WORK REQUIRED:
Beginning with the line that holds "Extract all readable text from this page.", set down each line of the data below through the very last, exactly as given, and nothing beyond that.
____________________
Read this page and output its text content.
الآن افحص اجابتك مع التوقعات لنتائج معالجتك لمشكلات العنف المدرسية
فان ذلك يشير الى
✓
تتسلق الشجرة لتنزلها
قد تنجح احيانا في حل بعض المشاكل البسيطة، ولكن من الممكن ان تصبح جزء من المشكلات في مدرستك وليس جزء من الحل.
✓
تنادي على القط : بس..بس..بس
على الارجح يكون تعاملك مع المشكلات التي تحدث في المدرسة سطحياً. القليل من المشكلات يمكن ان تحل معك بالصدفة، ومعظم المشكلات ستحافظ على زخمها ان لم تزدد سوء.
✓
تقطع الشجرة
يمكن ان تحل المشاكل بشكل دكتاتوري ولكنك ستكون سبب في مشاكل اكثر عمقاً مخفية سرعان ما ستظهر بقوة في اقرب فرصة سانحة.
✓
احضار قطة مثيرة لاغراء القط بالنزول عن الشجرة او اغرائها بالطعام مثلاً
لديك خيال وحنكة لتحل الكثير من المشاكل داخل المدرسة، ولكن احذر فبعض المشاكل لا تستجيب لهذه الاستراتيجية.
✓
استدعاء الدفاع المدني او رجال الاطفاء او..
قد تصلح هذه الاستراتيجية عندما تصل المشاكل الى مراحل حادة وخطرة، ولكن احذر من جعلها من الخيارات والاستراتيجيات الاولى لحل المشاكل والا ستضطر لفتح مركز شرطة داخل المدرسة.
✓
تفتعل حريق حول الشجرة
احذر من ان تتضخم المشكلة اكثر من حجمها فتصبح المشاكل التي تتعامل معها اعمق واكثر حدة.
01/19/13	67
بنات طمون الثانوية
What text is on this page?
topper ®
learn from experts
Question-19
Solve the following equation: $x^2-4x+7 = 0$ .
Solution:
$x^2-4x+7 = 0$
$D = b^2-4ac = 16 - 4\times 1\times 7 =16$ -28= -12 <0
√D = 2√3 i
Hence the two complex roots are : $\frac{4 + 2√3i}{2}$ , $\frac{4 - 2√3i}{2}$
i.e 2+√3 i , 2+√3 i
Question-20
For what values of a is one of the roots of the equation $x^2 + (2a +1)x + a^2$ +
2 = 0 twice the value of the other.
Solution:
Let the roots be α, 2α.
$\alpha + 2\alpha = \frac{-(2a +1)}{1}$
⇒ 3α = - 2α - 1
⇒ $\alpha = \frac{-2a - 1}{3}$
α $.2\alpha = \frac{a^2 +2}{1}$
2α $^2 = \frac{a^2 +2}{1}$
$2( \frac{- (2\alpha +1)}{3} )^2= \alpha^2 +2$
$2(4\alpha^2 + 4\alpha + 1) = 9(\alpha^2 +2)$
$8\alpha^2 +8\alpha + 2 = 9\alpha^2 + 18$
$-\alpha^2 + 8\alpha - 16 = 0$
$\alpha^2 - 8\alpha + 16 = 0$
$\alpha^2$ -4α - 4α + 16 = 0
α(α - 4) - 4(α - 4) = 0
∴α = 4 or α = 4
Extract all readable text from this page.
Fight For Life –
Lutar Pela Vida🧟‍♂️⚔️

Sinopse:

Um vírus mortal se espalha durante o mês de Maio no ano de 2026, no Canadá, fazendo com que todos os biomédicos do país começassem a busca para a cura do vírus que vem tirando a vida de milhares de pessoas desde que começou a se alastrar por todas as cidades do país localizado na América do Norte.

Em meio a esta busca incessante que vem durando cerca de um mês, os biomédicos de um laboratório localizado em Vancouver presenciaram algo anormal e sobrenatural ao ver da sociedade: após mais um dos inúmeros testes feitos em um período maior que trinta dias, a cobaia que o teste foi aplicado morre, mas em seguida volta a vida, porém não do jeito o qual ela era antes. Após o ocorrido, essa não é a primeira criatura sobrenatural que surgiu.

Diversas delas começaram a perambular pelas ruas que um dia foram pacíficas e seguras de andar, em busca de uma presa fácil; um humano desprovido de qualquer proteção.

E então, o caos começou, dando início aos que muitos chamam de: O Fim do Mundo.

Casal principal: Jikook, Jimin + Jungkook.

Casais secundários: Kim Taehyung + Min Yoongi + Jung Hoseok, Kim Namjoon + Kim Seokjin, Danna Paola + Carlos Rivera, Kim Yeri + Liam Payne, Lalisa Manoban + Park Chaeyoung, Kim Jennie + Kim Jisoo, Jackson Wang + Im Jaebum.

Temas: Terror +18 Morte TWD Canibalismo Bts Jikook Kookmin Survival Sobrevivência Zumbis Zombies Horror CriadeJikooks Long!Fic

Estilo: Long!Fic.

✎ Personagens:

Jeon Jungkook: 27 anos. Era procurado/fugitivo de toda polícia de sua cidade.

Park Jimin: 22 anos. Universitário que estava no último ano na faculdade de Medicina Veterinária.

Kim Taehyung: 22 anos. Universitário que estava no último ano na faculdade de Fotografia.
____________________
ANSWER:
Extract all readable text from this page.
Fight For Life –
Lutar Pela Vida🧟‍♂️⚔️

Sinopse:

Um vírus mortal se espalha durante o mês de Maio no ano de 2026, no Canadá, fazendo com que todos os biomédicos do país começassem a busca para a cura do vírus que vem tirando a vida de milhares de pessoas desde que começou a se alastrar por todas as cidades do país localizado na América do Norte.

Em meio a esta busca incessante que vem durando cerca de um mês, os biomédicos de um laboratório localizado em Vancouver presenciaram algo anormal e sobrenatural ao ver da sociedade: após mais um dos inúmeros testes feitos em um período maior que trinta dias, a cobaia que o teste foi aplicado morre, mas em seguida volta a vida, porém não do jeito o qual ela era antes. Após o ocorrido, essa não é a primeira criatura sobrenatural que surgiu.

Diversas delas começaram a perambular pelas ruas que um dia foram pacíficas e seguras de andar, em busca de uma presa fácil; um humano desprovido de qualquer proteção.

E então, o caos começou, dando início aos que muitos chamam de: O Fim do Mundo.

Casal principal: Jikook, Jimin + Jungkook.

Casais secundários: Kim Taehyung + Min Yoongi + Jung Hoseok, Kim Namjoon + Kim Seokjin, Danna Paola + Carlos Rivera, Kim Yeri + Liam Payne, Lalisa Manoban + Park Chaeyoung, Kim Jennie + Kim Jisoo, Jackson Wang + Im Jaebum.

Temas: Terror +18 Morte TWD Canibalismo Bts Jikook Kookmin Survival Sobrevivência Zumbis Zombies Horror CriadeJikooks Long!Fic

Estilo: Long!Fic.

✎ Personagens:

Jeon Jungkook: 27 anos. Era procurado/fugitivo de toda polícia de sua cidade.

Park Jimin: 22 anos. Universitário que estava no último ano na faculdade de Medicina Veterinária.

Kim Taehyung: 22 anos. Universitário que estava no último ano na faculdade de Fotografia.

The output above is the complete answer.